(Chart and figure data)
»»

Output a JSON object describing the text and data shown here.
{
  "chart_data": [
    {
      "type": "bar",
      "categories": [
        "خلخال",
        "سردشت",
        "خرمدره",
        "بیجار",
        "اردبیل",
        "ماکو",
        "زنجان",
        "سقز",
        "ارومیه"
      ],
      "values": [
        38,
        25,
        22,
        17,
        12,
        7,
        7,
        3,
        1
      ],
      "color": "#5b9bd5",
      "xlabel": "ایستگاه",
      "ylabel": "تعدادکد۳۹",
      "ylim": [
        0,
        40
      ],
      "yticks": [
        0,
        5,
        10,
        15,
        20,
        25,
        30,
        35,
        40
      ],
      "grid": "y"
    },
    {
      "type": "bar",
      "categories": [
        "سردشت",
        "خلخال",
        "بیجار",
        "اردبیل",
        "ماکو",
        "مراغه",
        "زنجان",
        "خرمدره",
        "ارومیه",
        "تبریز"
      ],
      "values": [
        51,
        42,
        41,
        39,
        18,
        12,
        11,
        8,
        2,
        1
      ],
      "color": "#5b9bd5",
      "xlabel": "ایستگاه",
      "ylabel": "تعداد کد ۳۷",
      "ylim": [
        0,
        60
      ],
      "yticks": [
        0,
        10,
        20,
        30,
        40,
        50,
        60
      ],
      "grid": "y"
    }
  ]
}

««

Output an exact copy of each record.

__SOLUTION TO THE EXERCISE__.
Output a JSON object describing the text and data shown here.
{
  "chart_data": [
    {
      "type": "bar",
      "categories": [
        "خلخال",
        "سردشت",
        "خرمدره",
        "بیجار",
        "اردبیل",
        "ماکو",
        "زنجان",
        "سقز",
        "ارومیه"
      ],
      "values": [
        38,
        25,
        22,
        17,
        12,
        7,
        7,
        3,
        1
      ],
      "color": "#5b9bd5",
      "xlabel": "ایستگاه",
      "ylabel": "تعدادکد۳۹",
      "ylim": [
        0,
        40
      ],
      "yticks": [
        0,
        5,
        10,
        15,
        20,
        25,
        30,
        35,
        40
      ],
      "grid": "y"
    },
    {
      "type": "bar",
      "categories": [
        "سردشت",
        "خلخال",
        "بیجار",
        "اردبیل",
        "ماکو",
        "مراغه",
        "زنجان",
        "خرمدره",
        "ارومیه",
        "تبریز"
      ],
      "values": [
        51,
        42,
        41,
        39,
        18,
        12,
        11,
        8,
        2,
        1
      ],
      "color": "#5b9bd5",
      "xlabel": "ایستگاه",
      "ylabel": "تعداد کد ۳۷",
      "ylim": [
        0,
        60
      ],
      "yticks": [
        0,
        10,
        20,
        30,
        40,
        50,
        60
      ],
      "grid": "y"
    }
  ]
}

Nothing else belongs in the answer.